GOAL OF THE EXERCISE: In the records below, work out how many lines hold the word "time". Report the number alone.

MATERIALS PROVIDED:
******
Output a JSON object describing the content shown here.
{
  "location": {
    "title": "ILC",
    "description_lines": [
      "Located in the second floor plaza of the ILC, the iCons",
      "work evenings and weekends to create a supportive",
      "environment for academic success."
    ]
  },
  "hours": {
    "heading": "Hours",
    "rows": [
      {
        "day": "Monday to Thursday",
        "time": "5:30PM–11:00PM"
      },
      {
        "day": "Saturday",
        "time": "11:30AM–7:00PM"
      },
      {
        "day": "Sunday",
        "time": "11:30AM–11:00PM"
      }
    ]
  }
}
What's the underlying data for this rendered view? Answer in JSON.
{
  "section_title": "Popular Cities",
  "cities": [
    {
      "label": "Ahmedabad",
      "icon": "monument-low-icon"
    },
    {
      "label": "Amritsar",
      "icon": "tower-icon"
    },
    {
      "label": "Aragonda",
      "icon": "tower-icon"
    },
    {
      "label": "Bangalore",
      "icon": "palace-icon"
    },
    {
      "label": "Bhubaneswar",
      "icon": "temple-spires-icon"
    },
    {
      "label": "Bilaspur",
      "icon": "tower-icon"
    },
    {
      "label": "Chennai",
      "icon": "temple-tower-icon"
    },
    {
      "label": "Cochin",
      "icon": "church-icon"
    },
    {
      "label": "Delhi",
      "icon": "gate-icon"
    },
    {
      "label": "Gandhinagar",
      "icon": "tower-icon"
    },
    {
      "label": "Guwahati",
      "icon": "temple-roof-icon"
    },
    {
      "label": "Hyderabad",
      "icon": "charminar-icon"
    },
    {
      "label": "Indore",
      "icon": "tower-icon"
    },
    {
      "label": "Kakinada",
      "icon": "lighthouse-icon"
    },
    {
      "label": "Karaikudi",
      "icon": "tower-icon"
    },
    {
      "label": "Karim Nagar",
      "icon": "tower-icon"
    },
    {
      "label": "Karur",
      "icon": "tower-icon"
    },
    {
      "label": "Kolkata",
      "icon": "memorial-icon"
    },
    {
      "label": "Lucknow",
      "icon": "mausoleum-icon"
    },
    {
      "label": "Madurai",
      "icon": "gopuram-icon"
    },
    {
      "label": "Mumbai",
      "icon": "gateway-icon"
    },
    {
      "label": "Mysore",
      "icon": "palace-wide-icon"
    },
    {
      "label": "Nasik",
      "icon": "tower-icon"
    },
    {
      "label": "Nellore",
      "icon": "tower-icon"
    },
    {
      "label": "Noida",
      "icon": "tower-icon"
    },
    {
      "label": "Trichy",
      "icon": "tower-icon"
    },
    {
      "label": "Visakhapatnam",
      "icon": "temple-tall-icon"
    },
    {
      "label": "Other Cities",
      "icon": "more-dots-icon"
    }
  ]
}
******
FULL ANSWER: 3